- _GIVEN DATA_:
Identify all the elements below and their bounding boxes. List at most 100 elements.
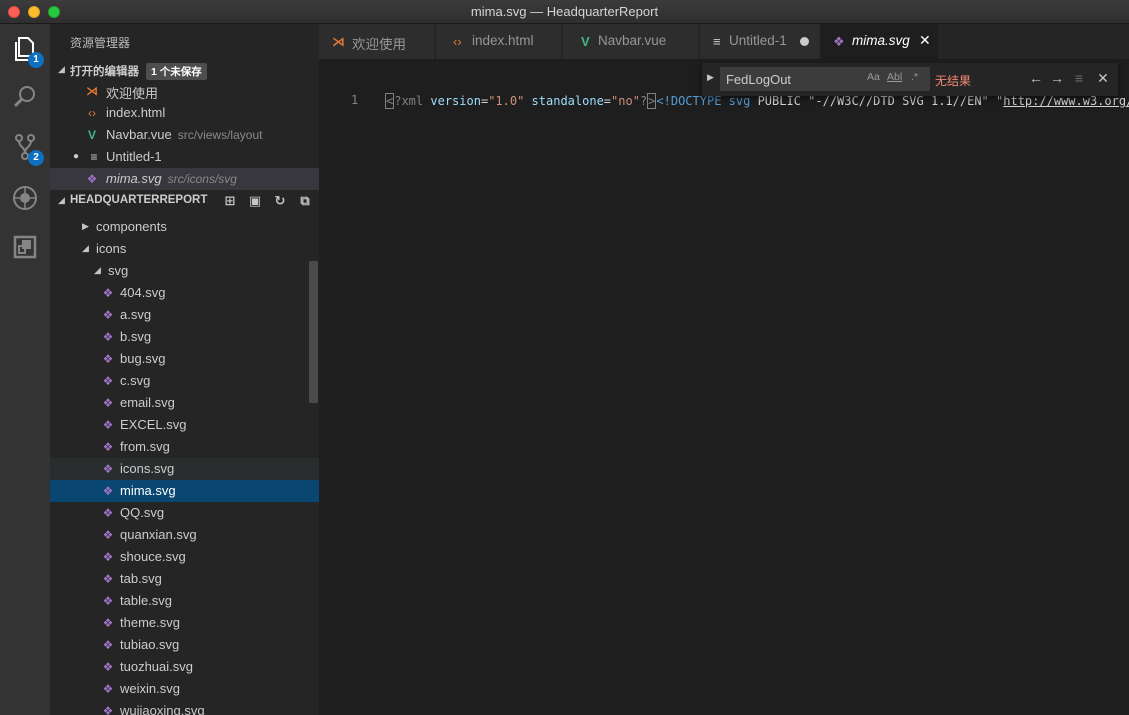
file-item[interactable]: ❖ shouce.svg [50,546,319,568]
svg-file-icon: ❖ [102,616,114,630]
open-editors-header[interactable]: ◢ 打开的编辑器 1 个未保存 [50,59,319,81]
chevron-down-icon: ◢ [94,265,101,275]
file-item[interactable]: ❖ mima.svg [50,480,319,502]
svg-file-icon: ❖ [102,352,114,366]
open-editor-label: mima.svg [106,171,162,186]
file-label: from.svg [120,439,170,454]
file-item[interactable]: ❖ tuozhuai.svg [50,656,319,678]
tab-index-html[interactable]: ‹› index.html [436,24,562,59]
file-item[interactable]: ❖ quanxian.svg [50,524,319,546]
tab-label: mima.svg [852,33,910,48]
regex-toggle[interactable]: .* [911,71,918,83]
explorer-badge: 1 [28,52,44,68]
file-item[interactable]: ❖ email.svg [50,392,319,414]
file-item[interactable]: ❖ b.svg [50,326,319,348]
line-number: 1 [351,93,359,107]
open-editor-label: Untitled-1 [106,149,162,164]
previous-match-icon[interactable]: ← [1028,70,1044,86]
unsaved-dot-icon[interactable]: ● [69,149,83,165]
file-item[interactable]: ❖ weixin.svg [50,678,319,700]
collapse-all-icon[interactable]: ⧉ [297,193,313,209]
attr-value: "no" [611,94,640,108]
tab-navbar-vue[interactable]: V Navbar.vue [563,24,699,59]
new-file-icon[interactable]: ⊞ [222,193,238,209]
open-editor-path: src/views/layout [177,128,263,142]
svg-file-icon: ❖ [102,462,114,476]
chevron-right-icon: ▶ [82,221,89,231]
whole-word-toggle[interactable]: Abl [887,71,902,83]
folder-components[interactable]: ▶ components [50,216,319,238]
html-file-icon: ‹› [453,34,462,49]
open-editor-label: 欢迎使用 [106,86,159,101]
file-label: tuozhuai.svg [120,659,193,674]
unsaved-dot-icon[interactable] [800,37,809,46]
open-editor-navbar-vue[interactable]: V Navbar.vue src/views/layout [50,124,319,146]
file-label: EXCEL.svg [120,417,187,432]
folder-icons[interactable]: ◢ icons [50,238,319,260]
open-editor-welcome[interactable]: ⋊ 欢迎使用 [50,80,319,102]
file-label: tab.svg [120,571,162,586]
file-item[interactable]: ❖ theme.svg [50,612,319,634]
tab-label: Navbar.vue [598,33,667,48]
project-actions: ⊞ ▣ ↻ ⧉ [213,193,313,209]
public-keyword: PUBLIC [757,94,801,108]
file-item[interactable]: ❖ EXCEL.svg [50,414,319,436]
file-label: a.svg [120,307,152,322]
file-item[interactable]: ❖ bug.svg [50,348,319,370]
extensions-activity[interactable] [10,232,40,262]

- _TASK DETAILS_: Print every line of the data above verbatim, leaving out the pictures.

- _SOLUTION TO THE PROBLEM_:
Identify all the elements below and their bounding boxes. List at most 100 elements.
file-item[interactable]: ❖ shouce.svg [50,546,319,568]
svg-file-icon: ❖ [102,616,114,630]
open-editors-header[interactable]: ◢ 打开的编辑器 1 个未保存 [50,59,319,81]
chevron-down-icon: ◢ [94,265,101,275]
file-item[interactable]: ❖ mima.svg [50,480,319,502]
svg-file-icon: ❖ [102,352,114,366]
open-editor-label: mima.svg [106,171,162,186]
file-label: from.svg [120,439,170,454]
file-item[interactable]: ❖ tuozhuai.svg [50,656,319,678]
tab-index-html[interactable]: ‹› index.html [436,24,562,59]
file-item[interactable]: ❖ quanxian.svg [50,524,319,546]
tab-label: mima.svg [852,33,910,48]
regex-toggle[interactable]: .* [911,71,918,83]
explorer-badge: 1 [28,52,44,68]
file-item[interactable]: ❖ email.svg [50,392,319,414]
file-item[interactable]: ❖ b.svg [50,326,319,348]
line-number: 1 [351,93,359,107]
open-editor-label: Untitled-1 [106,149,162,164]
previous-match-icon[interactable]: ← [1028,70,1044,86]
unsaved-dot-icon[interactable]: ● [69,149,83,165]
file-item[interactable]: ❖ weixin.svg [50,678,319,700]
collapse-all-icon[interactable]: ⧉ [297,193,313,209]
attr-value: "no" [611,94,640,108]
tab-navbar-vue[interactable]: V Navbar.vue [563,24,699,59]
new-file-icon[interactable]: ⊞ [222,193,238,209]
open-editor-path: src/views/layout [177,128,263,142]
svg-file-icon: ❖ [102,462,114,476]
chevron-right-icon: ▶ [82,221,89,231]
whole-word-toggle[interactable]: Abl [887,71,902,83]
folder-components[interactable]: ▶ components [50,216,319,238]
html-file-icon: ‹› [453,34,462,49]
open-editor-label: 欢迎使用 [106,86,159,101]
file-label: tuozhuai.svg [120,659,193,674]
unsaved-dot-icon[interactable] [800,37,809,46]
open-editor-navbar-vue[interactable]: V Navbar.vue src/views/layout [50,124,319,146]
file-label: EXCEL.svg [120,417,187,432]
folder-icons[interactable]: ◢ icons [50,238,319,260]
open-editor-welcome[interactable]: ⋊ 欢迎使用 [50,80,319,102]
file-label: tab.svg [120,571,162,586]
file-item[interactable]: ❖ theme.svg [50,612,319,634]
tab-label: Navbar.vue [598,33,667,48]
project-actions: ⊞ ▣ ↻ ⧉ [213,193,313,209]
public-keyword: PUBLIC [757,94,801,108]
file-item[interactable]: ❖ EXCEL.svg [50,414,319,436]
file-label: a.svg [120,307,152,322]
file-item[interactable]: ❖ bug.svg [50,348,319,370]
extensions-activity[interactable] [10,232,40,262]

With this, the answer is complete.